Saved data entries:
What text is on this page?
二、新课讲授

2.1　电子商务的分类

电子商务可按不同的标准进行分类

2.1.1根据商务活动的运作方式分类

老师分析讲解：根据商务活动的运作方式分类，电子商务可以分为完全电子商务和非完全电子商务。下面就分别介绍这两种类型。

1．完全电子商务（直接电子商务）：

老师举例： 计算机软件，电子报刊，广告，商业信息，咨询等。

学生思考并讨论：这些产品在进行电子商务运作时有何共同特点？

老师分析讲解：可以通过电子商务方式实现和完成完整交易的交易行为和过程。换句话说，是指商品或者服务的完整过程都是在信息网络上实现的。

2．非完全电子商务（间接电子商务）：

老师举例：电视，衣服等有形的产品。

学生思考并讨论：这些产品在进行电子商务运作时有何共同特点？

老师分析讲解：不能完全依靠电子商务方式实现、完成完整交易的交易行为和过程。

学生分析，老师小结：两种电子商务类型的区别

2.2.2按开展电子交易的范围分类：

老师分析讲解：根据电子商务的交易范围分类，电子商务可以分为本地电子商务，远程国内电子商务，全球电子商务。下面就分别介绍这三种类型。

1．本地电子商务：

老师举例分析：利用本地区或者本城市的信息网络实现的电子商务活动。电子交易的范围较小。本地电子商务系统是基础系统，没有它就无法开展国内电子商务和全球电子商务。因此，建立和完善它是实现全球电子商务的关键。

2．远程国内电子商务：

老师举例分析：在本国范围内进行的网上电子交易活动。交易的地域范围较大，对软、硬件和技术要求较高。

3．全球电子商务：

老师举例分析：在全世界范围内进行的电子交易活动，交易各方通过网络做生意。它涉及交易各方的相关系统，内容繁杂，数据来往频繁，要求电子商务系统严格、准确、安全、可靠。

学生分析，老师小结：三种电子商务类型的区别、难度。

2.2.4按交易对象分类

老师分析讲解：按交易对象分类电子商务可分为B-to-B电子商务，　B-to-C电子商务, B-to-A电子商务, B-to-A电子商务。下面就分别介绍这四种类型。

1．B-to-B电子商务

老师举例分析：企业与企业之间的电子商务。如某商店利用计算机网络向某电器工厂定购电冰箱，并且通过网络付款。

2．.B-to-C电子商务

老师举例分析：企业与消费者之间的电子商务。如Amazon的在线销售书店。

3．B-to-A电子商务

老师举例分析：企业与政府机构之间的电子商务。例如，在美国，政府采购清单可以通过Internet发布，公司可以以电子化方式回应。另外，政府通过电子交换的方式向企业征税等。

■ **Task details**
Please reproduce each record precisely as written.

■ **Answer to the task**
What text is on this page?
二、新课讲授

2.1　电子商务的分类

电子商务可按不同的标准进行分类

2.1.1根据商务活动的运作方式分类

老师分析讲解：根据商务活动的运作方式分类，电子商务可以分为完全电子商务和非完全电子商务。下面就分别介绍这两种类型。

1．完全电子商务（直接电子商务）：

老师举例： 计算机软件，电子报刊，广告，商业信息，咨询等。

学生思考并讨论：这些产品在进行电子商务运作时有何共同特点？

老师分析讲解：可以通过电子商务方式实现和完成完整交易的交易行为和过程。换句话说，是指商品或者服务的完整过程都是在信息网络上实现的。

2．非完全电子商务（间接电子商务）：

老师举例：电视，衣服等有形的产品。

学生思考并讨论：这些产品在进行电子商务运作时有何共同特点？

老师分析讲解：不能完全依靠电子商务方式实现、完成完整交易的交易行为和过程。

学生分析，老师小结：两种电子商务类型的区别

2.2.2按开展电子交易的范围分类：

老师分析讲解：根据电子商务的交易范围分类，电子商务可以分为本地电子商务，远程国内电子商务，全球电子商务。下面就分别介绍这三种类型。

1．本地电子商务：

老师举例分析：利用本地区或者本城市的信息网络实现的电子商务活动。电子交易的范围较小。本地电子商务系统是基础系统，没有它就无法开展国内电子商务和全球电子商务。因此，建立和完善它是实现全球电子商务的关键。

2．远程国内电子商务：

老师举例分析：在本国范围内进行的网上电子交易活动。交易的地域范围较大，对软、硬件和技术要求较高。

3．全球电子商务：

老师举例分析：在全世界范围内进行的电子交易活动，交易各方通过网络做生意。它涉及交易各方的相关系统，内容繁杂，数据来往频繁，要求电子商务系统严格、准确、安全、可靠。

学生分析，老师小结：三种电子商务类型的区别、难度。

2.2.4按交易对象分类

老师分析讲解：按交易对象分类电子商务可分为B-to-B电子商务，　B-to-C电子商务, B-to-A电子商务, B-to-A电子商务。下面就分别介绍这四种类型。

1．B-to-B电子商务

老师举例分析：企业与企业之间的电子商务。如某商店利用计算机网络向某电器工厂定购电冰箱，并且通过网络付款。

2．.B-to-C电子商务

老师举例分析：企业与消费者之间的电子商务。如Amazon的在线销售书店。

3．B-to-A电子商务

老师举例分析：企业与政府机构之间的电子商务。例如，在美国，政府采购清单可以通过Internet发布，公司可以以电子化方式回应。另外，政府通过电子交换的方式向企业征税等。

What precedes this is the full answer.